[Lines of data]

■ ■ ■ ■

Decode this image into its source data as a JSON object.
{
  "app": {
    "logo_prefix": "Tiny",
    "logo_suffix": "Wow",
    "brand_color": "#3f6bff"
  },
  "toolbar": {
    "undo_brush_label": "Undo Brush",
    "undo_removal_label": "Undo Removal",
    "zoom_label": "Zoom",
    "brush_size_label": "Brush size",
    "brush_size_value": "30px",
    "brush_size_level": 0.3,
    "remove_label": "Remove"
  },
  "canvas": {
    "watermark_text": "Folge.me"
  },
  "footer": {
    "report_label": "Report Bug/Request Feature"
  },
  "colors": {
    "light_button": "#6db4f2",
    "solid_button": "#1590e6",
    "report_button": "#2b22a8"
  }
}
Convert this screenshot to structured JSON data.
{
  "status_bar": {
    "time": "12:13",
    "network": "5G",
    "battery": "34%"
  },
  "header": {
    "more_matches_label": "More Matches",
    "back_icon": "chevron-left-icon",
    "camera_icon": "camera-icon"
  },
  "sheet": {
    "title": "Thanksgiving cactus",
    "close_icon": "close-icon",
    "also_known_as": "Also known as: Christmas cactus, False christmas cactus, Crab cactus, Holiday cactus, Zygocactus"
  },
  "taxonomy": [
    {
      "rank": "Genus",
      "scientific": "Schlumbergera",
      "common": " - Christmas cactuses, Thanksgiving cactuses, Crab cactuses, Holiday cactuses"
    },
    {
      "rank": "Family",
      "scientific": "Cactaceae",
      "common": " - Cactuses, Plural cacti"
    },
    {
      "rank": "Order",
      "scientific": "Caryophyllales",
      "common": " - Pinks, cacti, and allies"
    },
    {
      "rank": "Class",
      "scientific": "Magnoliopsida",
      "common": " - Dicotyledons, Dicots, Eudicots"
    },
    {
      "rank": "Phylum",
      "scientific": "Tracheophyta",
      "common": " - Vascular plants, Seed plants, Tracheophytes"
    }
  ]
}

■ ■ ■ ■

Write down every line of the data exactly as it appears above.

Written answer.
Decode this image into its source data as a JSON object.
{
  "app": {
    "logo_prefix": "Tiny",
    "logo_suffix": "Wow",
    "brand_color": "#3f6bff"
  },
  "toolbar": {
    "undo_brush_label": "Undo Brush",
    "undo_removal_label": "Undo Removal",
    "zoom_label": "Zoom",
    "brush_size_label": "Brush size",
    "brush_size_value": "30px",
    "brush_size_level": 0.3,
    "remove_label": "Remove"
  },
  "canvas": {
    "watermark_text": "Folge.me"
  },
  "footer": {
    "report_label": "Report Bug/Request Feature"
  },
  "colors": {
    "light_button": "#6db4f2",
    "solid_button": "#1590e6",
    "report_button": "#2b22a8"
  }
}
Convert this screenshot to structured JSON data.
{
  "status_bar": {
    "time": "12:13",
    "network": "5G",
    "battery": "34%"
  },
  "header": {
    "more_matches_label": "More Matches",
    "back_icon": "chevron-left-icon",
    "camera_icon": "camera-icon"
  },
  "sheet": {
    "title": "Thanksgiving cactus",
    "close_icon": "close-icon",
    "also_known_as": "Also known as: Christmas cactus, False christmas cactus, Crab cactus, Holiday cactus, Zygocactus"
  },
  "taxonomy": [
    {
      "rank": "Genus",
      "scientific": "Schlumbergera",
      "common": " - Christmas cactuses, Thanksgiving cactuses, Crab cactuses, Holiday cactuses"
    },
    {
      "rank": "Family",
      "scientific": "Cactaceae",
      "common": " - Cactuses, Plural cacti"
    },
    {
      "rank": "Order",
      "scientific": "Caryophyllales",
      "common": " - Pinks, cacti, and allies"
    },
    {
      "rank": "Class",
      "scientific": "Magnoliopsida",
      "common": " - Dicotyledons, Dicots, Eudicots"
    },
    {
      "rank": "Phylum",
      "scientific": "Tracheophyta",
      "common": " - Vascular plants, Seed plants, Tracheophytes"
    }
  ]
}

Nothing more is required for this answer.